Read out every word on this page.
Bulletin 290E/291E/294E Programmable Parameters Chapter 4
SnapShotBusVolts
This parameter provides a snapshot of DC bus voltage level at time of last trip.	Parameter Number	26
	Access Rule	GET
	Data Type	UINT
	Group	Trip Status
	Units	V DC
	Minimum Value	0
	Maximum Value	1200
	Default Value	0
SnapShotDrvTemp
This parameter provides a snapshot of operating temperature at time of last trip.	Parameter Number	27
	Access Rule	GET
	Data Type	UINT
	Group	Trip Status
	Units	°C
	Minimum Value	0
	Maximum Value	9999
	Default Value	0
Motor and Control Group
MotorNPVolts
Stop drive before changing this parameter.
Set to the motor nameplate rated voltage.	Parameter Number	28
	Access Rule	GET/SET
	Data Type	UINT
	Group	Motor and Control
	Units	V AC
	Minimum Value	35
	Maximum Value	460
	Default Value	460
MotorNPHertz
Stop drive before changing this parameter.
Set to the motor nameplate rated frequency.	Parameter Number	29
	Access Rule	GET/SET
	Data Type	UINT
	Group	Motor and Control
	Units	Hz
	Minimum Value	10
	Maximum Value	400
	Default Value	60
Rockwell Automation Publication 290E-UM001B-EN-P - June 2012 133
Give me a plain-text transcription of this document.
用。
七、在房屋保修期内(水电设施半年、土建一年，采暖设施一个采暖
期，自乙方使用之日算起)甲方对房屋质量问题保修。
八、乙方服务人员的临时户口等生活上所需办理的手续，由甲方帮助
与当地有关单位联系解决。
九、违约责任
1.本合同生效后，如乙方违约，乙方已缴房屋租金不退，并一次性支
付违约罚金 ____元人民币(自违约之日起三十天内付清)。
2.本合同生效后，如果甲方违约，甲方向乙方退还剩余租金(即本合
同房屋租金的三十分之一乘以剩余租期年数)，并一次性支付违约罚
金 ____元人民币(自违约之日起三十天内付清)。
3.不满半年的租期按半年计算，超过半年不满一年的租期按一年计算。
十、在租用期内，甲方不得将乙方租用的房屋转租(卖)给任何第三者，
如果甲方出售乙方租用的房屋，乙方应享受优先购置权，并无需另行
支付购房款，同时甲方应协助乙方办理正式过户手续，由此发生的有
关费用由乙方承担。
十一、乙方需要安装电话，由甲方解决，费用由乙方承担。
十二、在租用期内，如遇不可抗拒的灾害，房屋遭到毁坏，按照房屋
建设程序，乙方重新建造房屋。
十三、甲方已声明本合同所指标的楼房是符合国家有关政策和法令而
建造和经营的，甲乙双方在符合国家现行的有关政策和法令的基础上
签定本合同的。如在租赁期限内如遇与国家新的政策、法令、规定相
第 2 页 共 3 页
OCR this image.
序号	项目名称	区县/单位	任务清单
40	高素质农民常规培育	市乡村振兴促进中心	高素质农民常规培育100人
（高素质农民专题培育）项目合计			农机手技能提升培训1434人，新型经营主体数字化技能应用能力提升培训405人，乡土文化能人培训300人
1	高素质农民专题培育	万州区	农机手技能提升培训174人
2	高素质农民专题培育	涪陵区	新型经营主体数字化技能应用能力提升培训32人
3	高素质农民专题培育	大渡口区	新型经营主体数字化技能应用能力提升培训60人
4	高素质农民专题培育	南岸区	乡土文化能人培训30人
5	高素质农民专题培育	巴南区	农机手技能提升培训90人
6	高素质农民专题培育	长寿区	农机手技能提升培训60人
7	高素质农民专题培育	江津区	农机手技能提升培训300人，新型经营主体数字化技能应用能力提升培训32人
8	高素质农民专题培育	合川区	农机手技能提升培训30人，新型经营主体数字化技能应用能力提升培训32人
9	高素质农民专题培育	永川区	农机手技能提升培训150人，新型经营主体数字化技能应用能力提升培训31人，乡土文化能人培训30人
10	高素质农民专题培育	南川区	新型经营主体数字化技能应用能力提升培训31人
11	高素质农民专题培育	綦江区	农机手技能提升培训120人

****************

TASK TO COMPLETE => Search the listing for the word "nameplate". Copy every line in which it occurs.

RESULT OF THE TASK =>
Set to the motor nameplate rated voltage.	Parameter Number	28
Set to the motor nameplate rated frequency.	Parameter Number	29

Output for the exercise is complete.